» Your goal
Examine the entries below, count the lines holding the string "تاريخ", and respond with the number only.

» Entries supplied
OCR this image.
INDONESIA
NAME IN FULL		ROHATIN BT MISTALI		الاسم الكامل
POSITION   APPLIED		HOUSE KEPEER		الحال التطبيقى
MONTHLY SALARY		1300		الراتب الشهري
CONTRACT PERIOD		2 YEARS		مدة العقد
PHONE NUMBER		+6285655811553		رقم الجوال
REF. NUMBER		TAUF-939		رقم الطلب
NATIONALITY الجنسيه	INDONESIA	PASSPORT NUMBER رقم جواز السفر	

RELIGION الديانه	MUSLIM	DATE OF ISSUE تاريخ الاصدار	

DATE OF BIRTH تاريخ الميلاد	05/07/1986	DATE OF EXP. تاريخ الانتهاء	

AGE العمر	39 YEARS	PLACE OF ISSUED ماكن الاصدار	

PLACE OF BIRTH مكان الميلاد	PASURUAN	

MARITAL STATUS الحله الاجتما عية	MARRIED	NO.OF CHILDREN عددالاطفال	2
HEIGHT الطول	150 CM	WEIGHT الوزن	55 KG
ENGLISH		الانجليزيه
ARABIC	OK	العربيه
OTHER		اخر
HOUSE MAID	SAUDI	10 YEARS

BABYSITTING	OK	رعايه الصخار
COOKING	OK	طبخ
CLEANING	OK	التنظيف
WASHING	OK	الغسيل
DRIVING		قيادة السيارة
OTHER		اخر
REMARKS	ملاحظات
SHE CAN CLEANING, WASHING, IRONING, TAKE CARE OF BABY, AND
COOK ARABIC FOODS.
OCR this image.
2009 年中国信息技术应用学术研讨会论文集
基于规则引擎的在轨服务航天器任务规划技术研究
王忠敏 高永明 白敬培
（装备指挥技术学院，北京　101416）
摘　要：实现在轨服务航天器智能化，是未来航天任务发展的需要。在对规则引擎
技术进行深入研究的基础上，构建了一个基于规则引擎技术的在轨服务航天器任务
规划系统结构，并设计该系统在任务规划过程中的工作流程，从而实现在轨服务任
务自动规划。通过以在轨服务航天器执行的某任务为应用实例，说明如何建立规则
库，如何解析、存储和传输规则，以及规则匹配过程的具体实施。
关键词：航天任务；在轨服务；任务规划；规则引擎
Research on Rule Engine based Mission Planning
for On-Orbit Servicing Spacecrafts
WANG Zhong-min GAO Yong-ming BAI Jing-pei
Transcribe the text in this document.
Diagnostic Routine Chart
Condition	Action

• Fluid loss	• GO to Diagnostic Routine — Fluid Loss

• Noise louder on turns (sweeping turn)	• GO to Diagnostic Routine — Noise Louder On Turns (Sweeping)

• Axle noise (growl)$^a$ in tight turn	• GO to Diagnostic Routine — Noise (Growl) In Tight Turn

» Response
2